[A block of data]
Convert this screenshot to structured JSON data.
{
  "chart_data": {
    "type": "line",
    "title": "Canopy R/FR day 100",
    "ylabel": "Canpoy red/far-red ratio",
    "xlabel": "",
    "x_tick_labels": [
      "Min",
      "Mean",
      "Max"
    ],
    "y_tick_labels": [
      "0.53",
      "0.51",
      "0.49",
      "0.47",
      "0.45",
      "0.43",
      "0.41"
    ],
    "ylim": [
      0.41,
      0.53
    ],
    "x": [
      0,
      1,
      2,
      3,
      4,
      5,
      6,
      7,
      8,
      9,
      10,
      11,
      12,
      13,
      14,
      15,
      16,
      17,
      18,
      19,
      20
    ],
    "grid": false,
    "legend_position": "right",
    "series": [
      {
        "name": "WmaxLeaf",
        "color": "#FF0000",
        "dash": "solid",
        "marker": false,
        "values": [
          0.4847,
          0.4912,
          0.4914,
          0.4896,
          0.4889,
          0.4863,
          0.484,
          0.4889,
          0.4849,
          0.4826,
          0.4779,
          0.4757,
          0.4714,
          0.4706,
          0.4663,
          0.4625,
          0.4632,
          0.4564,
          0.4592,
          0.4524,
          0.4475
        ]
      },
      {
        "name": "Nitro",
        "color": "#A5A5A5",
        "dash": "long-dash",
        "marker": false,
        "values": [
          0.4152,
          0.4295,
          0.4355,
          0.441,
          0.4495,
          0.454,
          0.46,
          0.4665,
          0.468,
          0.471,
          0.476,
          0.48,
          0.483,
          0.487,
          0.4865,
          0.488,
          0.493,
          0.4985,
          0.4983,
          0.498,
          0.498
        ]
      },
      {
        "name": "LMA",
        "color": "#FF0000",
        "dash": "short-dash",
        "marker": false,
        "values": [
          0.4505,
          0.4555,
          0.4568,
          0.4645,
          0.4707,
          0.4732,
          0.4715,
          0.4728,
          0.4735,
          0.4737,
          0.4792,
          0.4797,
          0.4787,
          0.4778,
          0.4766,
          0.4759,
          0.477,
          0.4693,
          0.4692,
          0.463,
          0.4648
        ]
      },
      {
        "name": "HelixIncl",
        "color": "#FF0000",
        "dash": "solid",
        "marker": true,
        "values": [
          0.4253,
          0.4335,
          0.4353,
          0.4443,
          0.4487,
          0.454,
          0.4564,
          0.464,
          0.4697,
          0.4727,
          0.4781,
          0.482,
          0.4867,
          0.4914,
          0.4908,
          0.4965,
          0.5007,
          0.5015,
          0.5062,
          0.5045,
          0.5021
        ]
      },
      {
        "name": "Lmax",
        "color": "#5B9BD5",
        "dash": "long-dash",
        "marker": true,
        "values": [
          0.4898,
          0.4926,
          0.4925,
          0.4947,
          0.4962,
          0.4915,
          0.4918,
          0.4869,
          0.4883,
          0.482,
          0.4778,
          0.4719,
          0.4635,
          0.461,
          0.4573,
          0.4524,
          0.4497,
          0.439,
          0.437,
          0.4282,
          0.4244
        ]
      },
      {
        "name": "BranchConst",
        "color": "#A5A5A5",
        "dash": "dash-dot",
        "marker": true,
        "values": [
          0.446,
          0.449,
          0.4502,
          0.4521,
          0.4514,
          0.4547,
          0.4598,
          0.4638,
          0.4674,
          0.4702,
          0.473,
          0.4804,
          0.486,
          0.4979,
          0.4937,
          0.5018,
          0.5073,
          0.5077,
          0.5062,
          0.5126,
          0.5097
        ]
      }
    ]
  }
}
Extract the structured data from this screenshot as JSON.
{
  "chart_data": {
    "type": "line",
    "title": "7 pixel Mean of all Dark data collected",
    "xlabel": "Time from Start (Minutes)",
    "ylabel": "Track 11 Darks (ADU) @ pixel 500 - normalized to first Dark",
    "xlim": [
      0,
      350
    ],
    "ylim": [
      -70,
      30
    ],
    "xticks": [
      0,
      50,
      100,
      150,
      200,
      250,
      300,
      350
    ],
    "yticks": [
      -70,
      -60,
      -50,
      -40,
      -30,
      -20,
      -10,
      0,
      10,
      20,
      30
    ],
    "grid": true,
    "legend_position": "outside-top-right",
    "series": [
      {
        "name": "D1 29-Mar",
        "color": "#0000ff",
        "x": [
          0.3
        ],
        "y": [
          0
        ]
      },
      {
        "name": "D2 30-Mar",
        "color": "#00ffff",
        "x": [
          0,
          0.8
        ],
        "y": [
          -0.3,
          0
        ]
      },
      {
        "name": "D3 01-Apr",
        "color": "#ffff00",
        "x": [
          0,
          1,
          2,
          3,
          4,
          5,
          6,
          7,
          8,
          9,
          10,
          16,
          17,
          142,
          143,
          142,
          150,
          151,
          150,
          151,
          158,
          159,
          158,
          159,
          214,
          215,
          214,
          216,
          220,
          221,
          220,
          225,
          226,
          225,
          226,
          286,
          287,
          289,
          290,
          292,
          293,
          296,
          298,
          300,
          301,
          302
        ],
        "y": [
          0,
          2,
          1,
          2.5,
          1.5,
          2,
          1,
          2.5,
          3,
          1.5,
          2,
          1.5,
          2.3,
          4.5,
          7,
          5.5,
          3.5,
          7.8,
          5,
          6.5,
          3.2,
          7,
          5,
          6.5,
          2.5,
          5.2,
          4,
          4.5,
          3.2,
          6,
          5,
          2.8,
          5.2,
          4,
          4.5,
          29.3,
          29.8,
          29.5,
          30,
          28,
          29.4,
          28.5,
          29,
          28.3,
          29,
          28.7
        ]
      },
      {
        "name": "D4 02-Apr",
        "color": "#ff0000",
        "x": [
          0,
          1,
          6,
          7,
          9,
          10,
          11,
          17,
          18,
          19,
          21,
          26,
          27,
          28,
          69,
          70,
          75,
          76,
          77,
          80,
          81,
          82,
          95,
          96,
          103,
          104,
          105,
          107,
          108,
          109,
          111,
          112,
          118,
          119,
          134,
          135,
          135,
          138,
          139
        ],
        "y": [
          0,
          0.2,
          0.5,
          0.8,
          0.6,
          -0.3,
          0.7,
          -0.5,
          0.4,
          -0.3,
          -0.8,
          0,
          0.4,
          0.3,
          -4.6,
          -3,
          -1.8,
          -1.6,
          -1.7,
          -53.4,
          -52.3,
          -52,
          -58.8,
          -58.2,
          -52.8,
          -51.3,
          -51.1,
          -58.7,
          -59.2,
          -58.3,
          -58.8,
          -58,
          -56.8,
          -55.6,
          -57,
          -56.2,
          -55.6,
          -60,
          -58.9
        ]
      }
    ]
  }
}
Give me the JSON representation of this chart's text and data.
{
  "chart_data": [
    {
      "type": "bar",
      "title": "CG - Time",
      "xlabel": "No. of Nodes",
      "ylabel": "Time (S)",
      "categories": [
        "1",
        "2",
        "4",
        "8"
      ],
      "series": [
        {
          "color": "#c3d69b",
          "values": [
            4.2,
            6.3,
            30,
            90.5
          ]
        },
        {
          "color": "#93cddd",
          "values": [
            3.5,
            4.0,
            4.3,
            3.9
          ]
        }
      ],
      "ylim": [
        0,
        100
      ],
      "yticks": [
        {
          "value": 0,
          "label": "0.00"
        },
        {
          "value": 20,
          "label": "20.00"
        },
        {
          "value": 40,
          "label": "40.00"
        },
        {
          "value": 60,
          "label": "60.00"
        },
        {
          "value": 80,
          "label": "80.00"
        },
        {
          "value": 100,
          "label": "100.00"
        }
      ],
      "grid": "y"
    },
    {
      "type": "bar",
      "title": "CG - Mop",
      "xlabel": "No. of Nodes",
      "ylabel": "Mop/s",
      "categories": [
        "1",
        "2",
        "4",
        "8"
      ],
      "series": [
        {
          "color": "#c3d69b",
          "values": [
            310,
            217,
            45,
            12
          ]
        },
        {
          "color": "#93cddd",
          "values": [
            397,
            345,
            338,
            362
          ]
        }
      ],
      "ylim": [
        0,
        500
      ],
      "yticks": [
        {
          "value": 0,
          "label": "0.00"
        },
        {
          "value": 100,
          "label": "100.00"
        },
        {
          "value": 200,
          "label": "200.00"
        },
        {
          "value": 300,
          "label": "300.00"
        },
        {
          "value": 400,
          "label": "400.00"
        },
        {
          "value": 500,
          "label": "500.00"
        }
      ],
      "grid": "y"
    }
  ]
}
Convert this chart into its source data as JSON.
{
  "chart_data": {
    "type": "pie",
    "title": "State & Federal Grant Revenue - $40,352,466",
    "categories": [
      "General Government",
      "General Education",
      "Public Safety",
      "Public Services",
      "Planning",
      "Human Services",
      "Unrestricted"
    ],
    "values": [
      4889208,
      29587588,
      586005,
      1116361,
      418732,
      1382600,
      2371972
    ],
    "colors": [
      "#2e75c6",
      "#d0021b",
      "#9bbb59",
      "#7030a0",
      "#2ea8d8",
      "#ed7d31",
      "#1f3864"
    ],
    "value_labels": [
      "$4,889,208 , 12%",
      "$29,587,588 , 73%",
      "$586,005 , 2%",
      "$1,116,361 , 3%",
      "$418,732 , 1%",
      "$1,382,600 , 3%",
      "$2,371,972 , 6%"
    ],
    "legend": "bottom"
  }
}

• _Task description_
Write out exactly the lines starting with the one that holds "Convert this chart" and running through the last line above.

• _Output for this exercise_
Convert this chart into its source data as JSON.
{
  "chart_data": {
    "type": "pie",
    "title": "State & Federal Grant Revenue - $40,352,466",
    "categories": [
      "General Government",
      "General Education",
      "Public Safety",
      "Public Services",
      "Planning",
      "Human Services",
      "Unrestricted"
    ],
    "values": [
      4889208,
      29587588,
      586005,
      1116361,
      418732,
      1382600,
      2371972
    ],
    "colors": [
      "#2e75c6",
      "#d0021b",
      "#9bbb59",
      "#7030a0",
      "#2ea8d8",
      "#ed7d31",
      "#1f3864"
    ],
    "value_labels": [
      "$4,889,208 , 12%",
      "$29,587,588 , 73%",
      "$586,005 , 2%",
      "$1,116,361 , 3%",
      "$418,732 , 1%",
      "$1,382,600 , 3%",
      "$2,371,972 , 6%"
    ],
    "legend": "bottom"
  }
}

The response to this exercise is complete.